**PROBLEM TO SOLVE**
Scan the entries below for lines holding "Zhang". Give the number of such lines alone.

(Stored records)
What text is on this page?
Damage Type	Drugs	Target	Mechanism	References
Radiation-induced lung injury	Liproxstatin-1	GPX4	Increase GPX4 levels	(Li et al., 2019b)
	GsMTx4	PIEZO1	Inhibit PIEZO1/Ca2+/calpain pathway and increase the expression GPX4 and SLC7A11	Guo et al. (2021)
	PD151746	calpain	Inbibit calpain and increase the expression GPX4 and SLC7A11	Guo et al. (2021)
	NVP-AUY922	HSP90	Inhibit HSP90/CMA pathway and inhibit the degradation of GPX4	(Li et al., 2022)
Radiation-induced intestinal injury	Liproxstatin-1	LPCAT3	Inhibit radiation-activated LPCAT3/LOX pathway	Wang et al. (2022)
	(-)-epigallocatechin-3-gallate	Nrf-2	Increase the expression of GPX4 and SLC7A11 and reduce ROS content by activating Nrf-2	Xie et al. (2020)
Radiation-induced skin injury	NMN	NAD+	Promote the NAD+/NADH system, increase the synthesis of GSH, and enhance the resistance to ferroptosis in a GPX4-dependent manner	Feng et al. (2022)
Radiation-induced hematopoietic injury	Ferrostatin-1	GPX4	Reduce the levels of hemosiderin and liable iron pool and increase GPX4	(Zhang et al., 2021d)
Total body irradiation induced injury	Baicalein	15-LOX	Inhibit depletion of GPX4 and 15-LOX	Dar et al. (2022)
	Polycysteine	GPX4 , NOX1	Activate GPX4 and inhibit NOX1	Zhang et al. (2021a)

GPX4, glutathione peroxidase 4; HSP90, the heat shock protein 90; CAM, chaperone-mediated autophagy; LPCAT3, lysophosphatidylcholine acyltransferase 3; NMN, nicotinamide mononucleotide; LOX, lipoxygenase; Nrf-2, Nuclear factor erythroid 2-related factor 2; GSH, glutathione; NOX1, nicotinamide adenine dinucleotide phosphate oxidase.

**FINAL ANSWER**
2